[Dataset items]
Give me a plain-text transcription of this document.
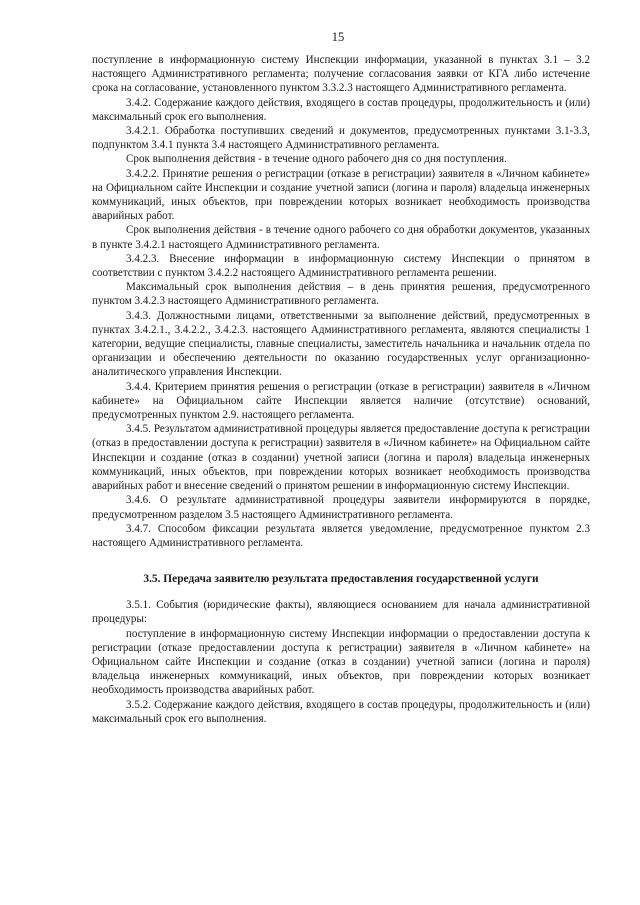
15

поступление в информационную систему Инспекции информации, указанной в пунктах 3.1 – 3.2 настоящего Административного регламента; получение согласования заявки от КГА либо истечение срока на согласование, установленного пунктом 3.3.2.3 настоящего Административного регламента.

3.4.2. Содержание каждого действия, входящего в состав процедуры, продолжительность и (или) максимальный срок его выполнения.

3.4.2.1. Обработка поступивших сведений и документов, предусмотренных пунктами 3.1-3.3, подпунктом 3.4.1 пункта 3.4 настоящего Административного регламента.

Срок выполнения действия - в течение одного рабочего дня со дня поступления.

3.4.2.2. Принятие решения о регистрации (отказе в регистрации) заявителя в «Личном кабинете» на Официальном сайте Инспекции и создание учетной записи (логина и пароля) владельца инженерных коммуникаций, иных объектов, при повреждении которых возникает необходимость производства аварийных работ.

Срок выполнения действия - в течение одного рабочего со дня обработки документов, указанных в пункте 3.4.2.1 настоящего Административного регламента.

3.4.2.3. Внесение информации в информационную систему Инспекции о принятом в соответствии с пунктом 3.4.2.2 настоящего Административного регламента решении.

Максимальный срок выполнения действия – в день принятия решения, предусмотренного пунктом 3.4.2.3 настоящего Административного регламента.

3.4.3. Должностными лицами, ответственными за выполнение действий, предусмотренных в пунктах 3.4.2.1., 3.4.2.2., 3.4.2.3. настоящего Административного регламента, являются специалисты 1 категории, ведущие специалисты, главные специалисты, заместитель начальника и начальник отдела по организации и обеспечению деятельности по оказанию государственных услуг организационно-аналитического управления Инспекции.

3.4.4. Критерием принятия решения о регистрации (отказе в регистрации) заявителя в «Личном кабинете» на Официальном сайте Инспекции является наличие (отсутствие) оснований, предусмотренных пунктом 2.9. настоящего регламента.

3.4.5. Результатом административной процедуры является предоставление доступа к регистрации (отказ в предоставлении доступа к регистрации) заявителя в «Личном кабинете» на Официальном сайте Инспекции и создание (отказ в создании) учетной записи (логина и пароля) владельца инженерных коммуникаций, иных объектов, при повреждении которых возникает необходимость производства аварийных работ и внесение сведений о принятом решении в информационную систему Инспекции.

3.4.6. О результате административной процедуры заявители информируются в порядке, предусмотренном разделом 3.5 настоящего Административного регламента.

3.4.7. Способом фиксации результата является уведомление, предусмотренное пунктом 2.3 настоящего Административного регламента.

3.5. Передача заявителю результата предоставления государственной услуги

3.5.1. События (юридические факты), являющиеся основанием для начала административной процедуры:

поступление в информационную систему Инспекции информации о предоставлении доступа к регистрации (отказе предоставлении доступа к регистрации) заявителя в «Личном кабинете» на Официальном сайте Инспекции и создание (отказ в создании) учетной записи (логина и пароля) владельца инженерных коммуникаций, иных объектов, при повреждении которых возникает необходимость производства аварийных работ.

3.5.2. Содержание каждого действия, входящего в состав процедуры, продолжительность и (или) максимальный срок его выполнения.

> Stated exercise
Work through the records line by line and tally those with the word "рабочего". Report only the total.

> Full answer
2